_Set exercise_. Transcribe all of the material exactly. Any picture in it should be left out.

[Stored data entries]
────────────────

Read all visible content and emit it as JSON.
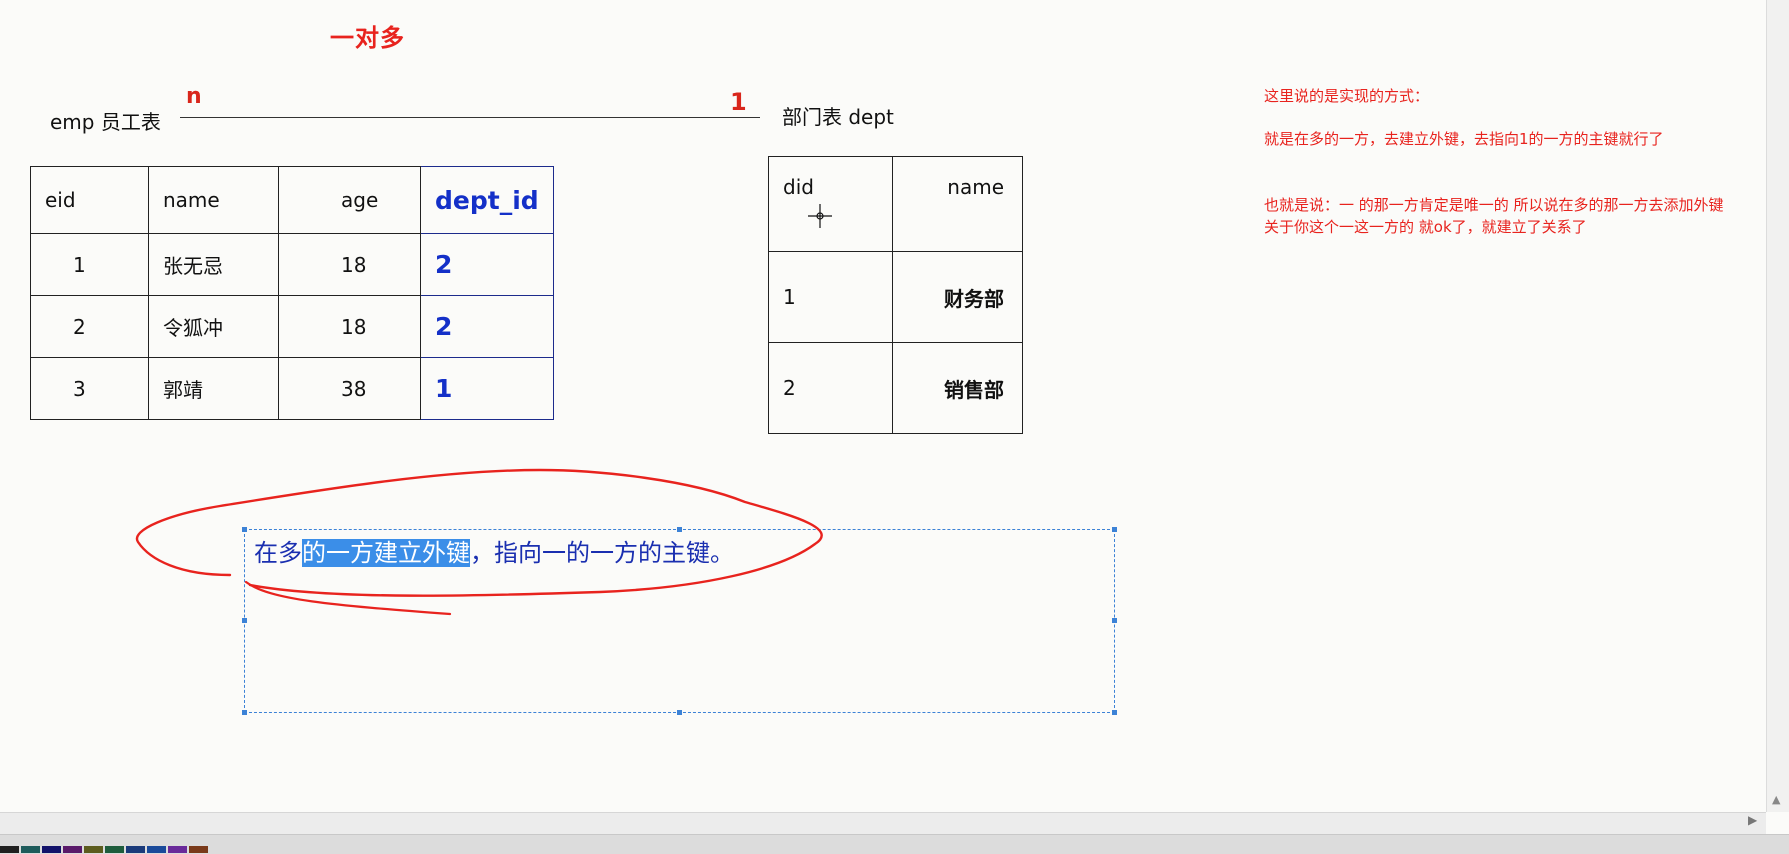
{
  "slide": {
    "title": "一对多",
    "relation": {
      "left_label": "emp 员工表",
      "right_label": "部门表  dept",
      "many_marker": "n",
      "one_marker": "1"
    },
    "emp_table": {
      "headers": [
        "eid",
        "name",
        "age",
        "dept_id"
      ],
      "rows": [
        [
          "1",
          "张无忌",
          "18",
          "2"
        ],
        [
          "2",
          "令狐冲",
          "18",
          "2"
        ],
        [
          "3",
          "郭靖",
          "38",
          "1"
        ]
      ]
    },
    "dept_table": {
      "headers": [
        "did",
        "name"
      ],
      "rows": [
        [
          "1",
          "财务部"
        ],
        [
          "2",
          "销售部"
        ]
      ]
    },
    "text_box": {
      "prefix": "在多",
      "highlighted": "的一方建立外键",
      "suffix": "，指向一的一方的主键。"
    },
    "notes": [
      "这里说的是实现的方式：",
      "就是在多的一方，去建立外键，去指向1的一方的主键就行了",
      "也就是说：一  的那一方肯定是唯一的  所以说在多的那一方去添加外键",
      "关于你这个一这一方的  就ok了，就建立了关系了"
    ]
  },
  "colors": {
    "accent_red": "#e8231e",
    "fk_blue": "#1430c8",
    "selection_blue": "#3b8ee8",
    "box_border": "#3c82d6"
  },
  "palette": [
    "#1f1f1f",
    "#1e5b5b",
    "#12126a",
    "#5a1a6a",
    "#5c5c1e",
    "#1e5c3c",
    "#1a3a7a",
    "#1a4a9a",
    "#6a2a9a",
    "#7a3a1a"
  ]
}
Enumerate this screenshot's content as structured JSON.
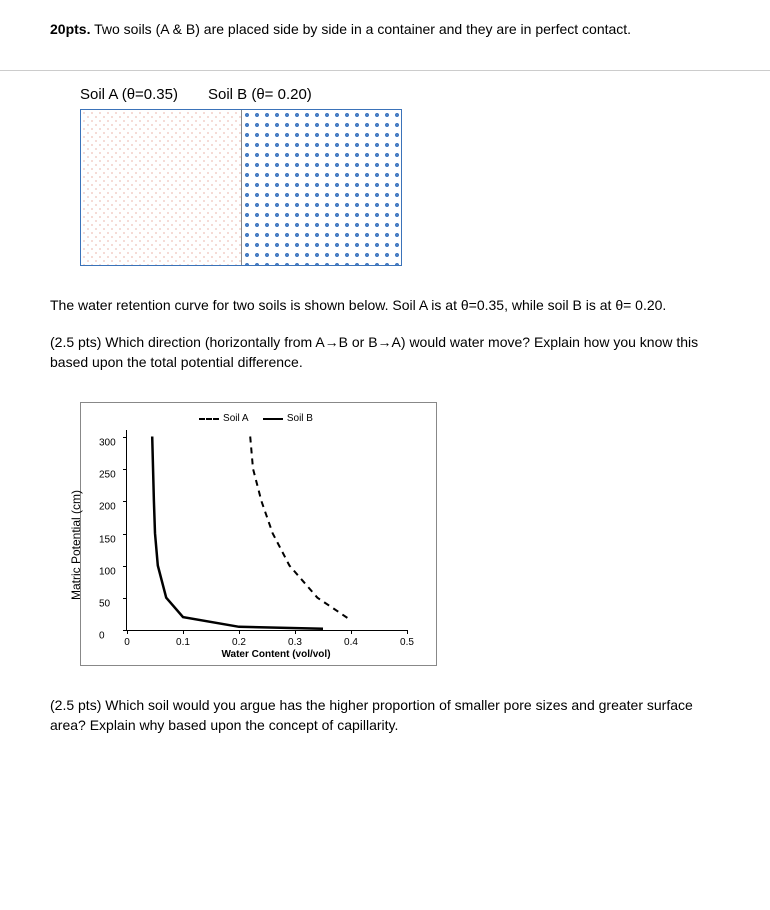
{
  "intro": {
    "points": "20pts.",
    "text": " Two soils (A & B) are placed side by side in a container and they are in perfect contact."
  },
  "diagram": {
    "soilA_label": "Soil A (θ=0.35)",
    "soilB_label": "Soil B (θ= 0.20)"
  },
  "retention_text": "The water retention curve for two soils is shown below. Soil A is at θ=0.35, while soil B is at θ= 0.20.",
  "q1": "(2.5 pts) Which direction (horizontally from A→B or B→A) would water move? Explain how you know this based upon the total potential difference.",
  "q2": "(2.5 pts) Which soil would you argue has the higher proportion of smaller pore sizes and greater surface area? Explain why based upon the concept of capillarity.",
  "chart_data": {
    "type": "line",
    "title": "",
    "xlabel": "Water Content (vol/vol)",
    "ylabel": "Matric Potential (cm)",
    "xlim": [
      0,
      0.5
    ],
    "ylim": [
      0,
      310
    ],
    "x_ticks": [
      0,
      0.1,
      0.2,
      0.3,
      0.4,
      0.5
    ],
    "y_ticks": [
      0,
      50,
      100,
      150,
      200,
      250,
      300
    ],
    "legend": {
      "soilA": "Soil A",
      "soilB": "Soil B"
    },
    "series": [
      {
        "name": "Soil A",
        "style": "dashed",
        "points": [
          {
            "x": 0.22,
            "y": 300
          },
          {
            "x": 0.225,
            "y": 250
          },
          {
            "x": 0.24,
            "y": 200
          },
          {
            "x": 0.26,
            "y": 150
          },
          {
            "x": 0.29,
            "y": 100
          },
          {
            "x": 0.34,
            "y": 50
          },
          {
            "x": 0.4,
            "y": 15
          }
        ]
      },
      {
        "name": "Soil B",
        "style": "solid",
        "points": [
          {
            "x": 0.045,
            "y": 300
          },
          {
            "x": 0.048,
            "y": 200
          },
          {
            "x": 0.05,
            "y": 150
          },
          {
            "x": 0.055,
            "y": 100
          },
          {
            "x": 0.07,
            "y": 50
          },
          {
            "x": 0.1,
            "y": 20
          },
          {
            "x": 0.2,
            "y": 5
          },
          {
            "x": 0.35,
            "y": 2
          }
        ]
      }
    ]
  }
}
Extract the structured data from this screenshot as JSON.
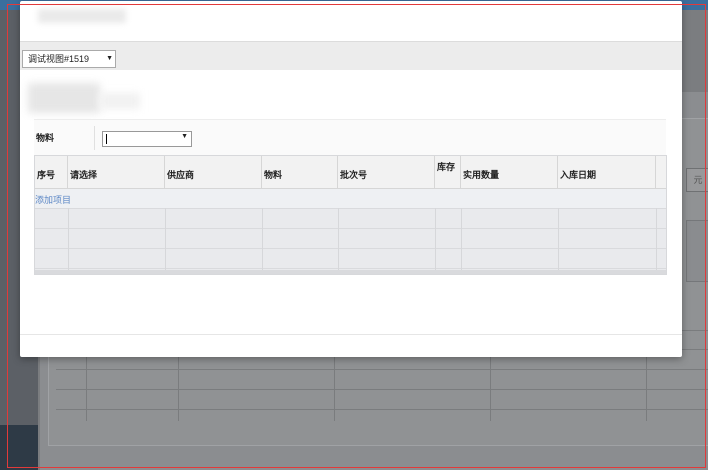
{
  "background": {
    "right_button_text": "元"
  },
  "modal": {
    "view_selector": {
      "value": "调试视图#1519"
    },
    "form": {
      "material_label": "物料",
      "material_value": ""
    },
    "table": {
      "columns": [
        "序号",
        "请选择",
        "供应商",
        "物料",
        "批次号",
        "库存",
        "实用数量",
        "入库日期"
      ],
      "add_link": "添加项目"
    }
  }
}
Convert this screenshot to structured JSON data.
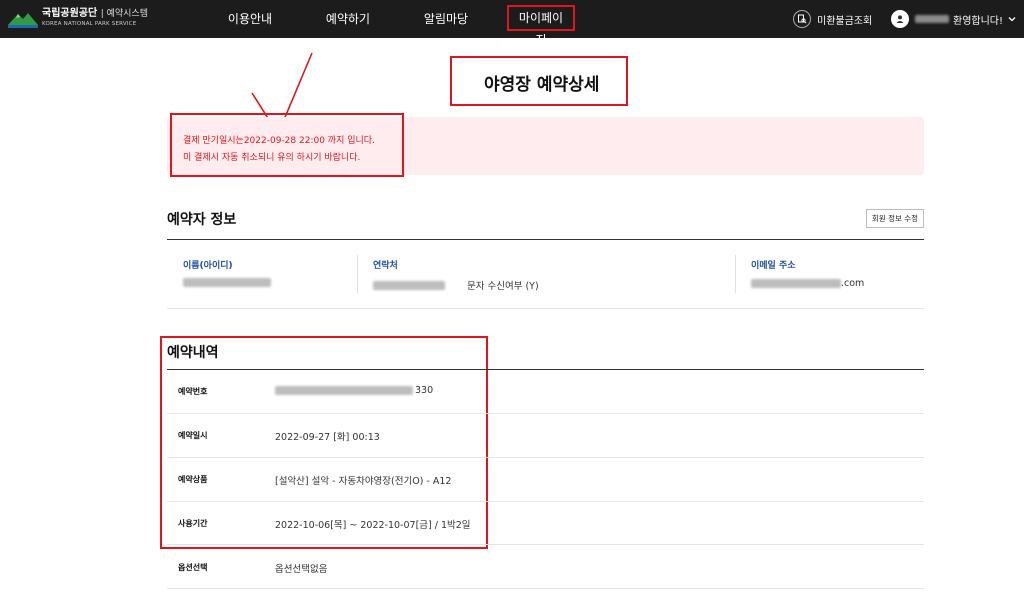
{
  "header": {
    "logo_main": "국립공원공단",
    "logo_system": "| 예약시스템",
    "logo_sub": "KOREA NATIONAL PARK SERVICE",
    "nav": [
      {
        "label": "이용안내"
      },
      {
        "label": "예약하기"
      },
      {
        "label": "알림마당"
      },
      {
        "label": "마이페이지"
      }
    ],
    "unpaid_refund_label": "미환불금조회",
    "welcome_label": "환영합니다!"
  },
  "page": {
    "title": "야영장 예약상세"
  },
  "alert": {
    "line1": "결제 만기일시는2022-09-28 22:00 까지 입니다.",
    "line2": "미 결제시 자동 취소되니 유의 하시기 바랍니다."
  },
  "booker": {
    "section_title": "예약자 정보",
    "edit_button": "회원 정보 수정",
    "name_label": "이름(아이디)",
    "phone_label": "연락처",
    "sms_consent": "문자 수신여부 (Y)",
    "email_label": "이메일 주소",
    "email_suffix": ".com"
  },
  "reservation": {
    "section_title": "예약내역",
    "rows": [
      {
        "label": "예약번호",
        "value": "330"
      },
      {
        "label": "예약일시",
        "value": "2022-09-27 [화] 00:13"
      },
      {
        "label": "예약상품",
        "value": "[설악산] 설악 - 자동차야영장(전기O) - A12"
      },
      {
        "label": "사용기간",
        "value": "2022-10-06[목] ~ 2022-10-07[금] / 1박2일"
      },
      {
        "label": "옵션선택",
        "value": "옵션선택없음"
      }
    ]
  },
  "colors": {
    "header_bg": "#1c1c1c",
    "annotation_red": "#e0161c",
    "alert_bg": "#ffecef",
    "label_blue": "#1f4ea3"
  }
}
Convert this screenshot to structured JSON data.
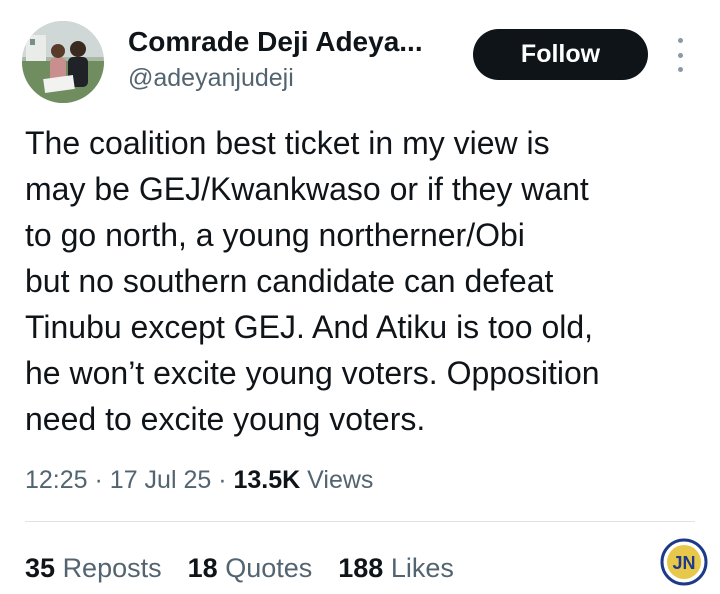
{
  "author": {
    "display_name": "Comrade Deji Adeya...",
    "handle": "@adeyanjudeji"
  },
  "actions": {
    "follow_label": "Follow",
    "more_icon": "more-vertical-icon"
  },
  "tweet": {
    "lines": [
      "The coalition best ticket in my view is",
      "may be GEJ/Kwankwaso or if they want",
      "to go north, a young northerner/Obi",
      "but no southern candidate can defeat",
      "Tinubu except GEJ. And Atiku is too old,",
      "he won’t excite young voters. Opposition",
      "need to excite young voters."
    ]
  },
  "meta": {
    "time": "12:25",
    "separator": "·",
    "date": "17 Jul 25",
    "views_count": "13.5K",
    "views_label": "Views"
  },
  "stats": {
    "reposts_count": "35",
    "reposts_label": "Reposts",
    "quotes_count": "18",
    "quotes_label": "Quotes",
    "likes_count": "188",
    "likes_label": "Likes"
  },
  "watermark": {
    "text": "JN",
    "color": "#1d3a8a"
  },
  "colors": {
    "text_primary": "#0f1419",
    "text_secondary": "#536471",
    "button_bg": "#0f1419",
    "divider": "#dfe3e7"
  }
}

────────────────

_Correct response_.
Read all visible content and emit it as JSON.
{
  "slide": {
    "title": "一对多",
    "relation": {
      "left_label": "emp 员工表",
      "right_label": "部门表  dept",
      "many_marker": "n",
      "one_marker": "1"
    },
    "emp_table": {
      "headers": [
        "eid",
        "name",
        "age",
        "dept_id"
      ],
      "rows": [
        [
          "1",
          "张无忌",
          "18",
          "2"
        ],
        [
          "2",
          "令狐冲",
          "18",
          "2"
        ],
        [
          "3",
          "郭靖",
          "38",
          "1"
        ]
      ]
    },
    "dept_table": {
      "headers": [
        "did",
        "name"
      ],
      "rows": [
        [
          "1",
          "财务部"
        ],
        [
          "2",
          "销售部"
        ]
      ]
    },
    "text_box": {
      "prefix": "在多",
      "highlighted": "的一方建立外键",
      "suffix": "，指向一的一方的主键。"
    },
    "notes": [
      "这里说的是实现的方式：",
      "就是在多的一方，去建立外键，去指向1的一方的主键就行了",
      "也就是说：一  的那一方肯定是唯一的  所以说在多的那一方去添加外键",
      "关于你这个一这一方的  就ok了，就建立了关系了"
    ]
  },
  "colors": {
    "accent_red": "#e8231e",
    "fk_blue": "#1430c8",
    "selection_blue": "#3b8ee8",
    "box_border": "#3c82d6"
  },
  "palette": [
    "#1f1f1f",
    "#1e5b5b",
    "#12126a",
    "#5a1a6a",
    "#5c5c1e",
    "#1e5c3c",
    "#1a3a7a",
    "#1a4a9a",
    "#6a2a9a",
    "#7a3a1a"
  ]
}
Enumerate this screenshot's content as structured JSON.
{
  "intro": {
    "points": "20pts.",
    "text": " Two soils (A & B) are placed side by side in a container and they are in perfect contact."
  },
  "diagram": {
    "soilA_label": "Soil A (θ=0.35)",
    "soilB_label": "Soil B (θ= 0.20)"
  },
  "retention_text": "The water retention curve for two soils is shown below. Soil A is at θ=0.35, while soil B is at θ= 0.20.",
  "q1": "(2.5 pts) Which direction (horizontally from A→B or B→A) would water move? Explain how you know this based upon the total potential difference.",
  "q2": "(2.5 pts) Which soil would you argue has the higher proportion of smaller pore sizes and greater surface area? Explain why based upon the concept of capillarity.",
  "chart_data": {
    "type": "line",
    "title": "",
    "xlabel": "Water Content (vol/vol)",
    "ylabel": "Matric Potential (cm)",
    "xlim": [
      0,
      0.5
    ],
    "ylim": [
      0,
      310
    ],
    "x_ticks": [
      0,
      0.1,
      0.2,
      0.3,
      0.4,
      0.5
    ],
    "y_ticks": [
      0,
      50,
      100,
      150,
      200,
      250,
      300
    ],
    "legend": {
      "soilA": "Soil A",
      "soilB": "Soil B"
    },
    "series": [
      {
        "name": "Soil A",
        "style": "dashed",
        "points": [
          {
            "x": 0.22,
            "y": 300
          },
          {
            "x": 0.225,
            "y": 250
          },
          {
            "x": 0.24,
            "y": 200
          },
          {
            "x": 0.26,
            "y": 150
          },
          {
            "x": 0.29,
            "y": 100
          },
          {
            "x": 0.34,
            "y": 50
          },
          {
            "x": 0.4,
            "y": 15
          }
        ]
      },
      {
        "name": "Soil B",
        "style": "solid",
        "points": [
          {
            "x": 0.045,
            "y": 300
          },
          {
            "x": 0.048,
            "y": 200
          },
          {
            "x": 0.05,
            "y": 150
          },
          {
            "x": 0.055,
            "y": 100
          },
          {
            "x": 0.07,
            "y": 50
          },
          {
            "x": 0.1,
            "y": 20
          },
          {
            "x": 0.2,
            "y": 5
          },
          {
            "x": 0.35,
            "y": 2
          }
        ]
      }
    ]
  }
}
Extract the structured data from this screenshot as JSON.
{
  "background": {
    "right_button_text": "元"
  },
  "modal": {
    "view_selector": {
      "value": "调试视图#1519"
    },
    "form": {
      "material_label": "物料",
      "material_value": ""
    },
    "table": {
      "columns": [
        "序号",
        "请选择",
        "供应商",
        "物料",
        "批次号",
        "库存",
        "实用数量",
        "入库日期"
      ],
      "add_link": "添加项目"
    }
  }
}
Convert this screenshot to structured JSON data.
{
  "header": {
    "logo_main": "국립공원공단",
    "logo_system": "| 예약시스템",
    "logo_sub": "KOREA NATIONAL PARK SERVICE",
    "nav": [
      {
        "label": "이용안내"
      },
      {
        "label": "예약하기"
      },
      {
        "label": "알림마당"
      },
      {
        "label": "마이페이지"
      }
    ],
    "unpaid_refund_label": "미환불금조회",
    "welcome_label": "환영합니다!"
  },
  "page": {
    "title": "야영장 예약상세"
  },
  "alert": {
    "line1": "결제 만기일시는2022-09-28 22:00 까지 입니다.",
    "line2": "미 결제시 자동 취소되니 유의 하시기 바랍니다."
  },
  "booker": {
    "section_title": "예약자 정보",
    "edit_button": "회원 정보 수정",
    "name_label": "이름(아이디)",
    "phone_label": "연락처",
    "sms_consent": "문자 수신여부 (Y)",
    "email_label": "이메일 주소",
    "email_suffix": ".com"
  },
  "reservation": {
    "section_title": "예약내역",
    "rows": [
      {
        "label": "예약번호",
        "value": "330"
      },
      {
        "label": "예약일시",
        "value": "2022-09-27 [화] 00:13"
      },
      {
        "label": "예약상품",
        "value": "[설악산] 설악 - 자동차야영장(전기O) - A12"
      },
      {
        "label": "사용기간",
        "value": "2022-10-06[목] ~ 2022-10-07[금] / 1박2일"
      },
      {
        "label": "옵션선택",
        "value": "옵션선택없음"
      }
    ]
  },
  "colors": {
    "header_bg": "#1c1c1c",
    "annotation_red": "#e0161c",
    "alert_bg": "#ffecef",
    "label_blue": "#1f4ea3"
  }
}
Convert this screenshot to structured JSON data.
{
  "author": {
    "display_name": "Comrade Deji Adeya...",
    "handle": "@adeyanjudeji"
  },
  "actions": {
    "follow_label": "Follow",
    "more_icon": "more-vertical-icon"
  },
  "tweet": {
    "lines": [
      "The coalition best ticket in my view is",
      "may be GEJ/Kwankwaso or if they want",
      "to go north, a young northerner/Obi",
      "but no southern candidate can defeat",
      "Tinubu except GEJ. And Atiku is too old,",
      "he won’t excite young voters. Opposition",
      "need to excite young voters."
    ]
  },
  "meta": {
    "time": "12:25",
    "separator": "·",
    "date": "17 Jul 25",
    "views_count": "13.5K",
    "views_label": "Views"
  },
  "stats": {
    "reposts_count": "35",
    "reposts_label": "Reposts",
    "quotes_count": "18",
    "quotes_label": "Quotes",
    "likes_count": "188",
    "likes_label": "Likes"
  },
  "watermark": {
    "text": "JN",
    "color": "#1d3a8a"
  },
  "colors": {
    "text_primary": "#0f1419",
    "text_secondary": "#536471",
    "button_bg": "#0f1419",
    "divider": "#dfe3e7"
  }
}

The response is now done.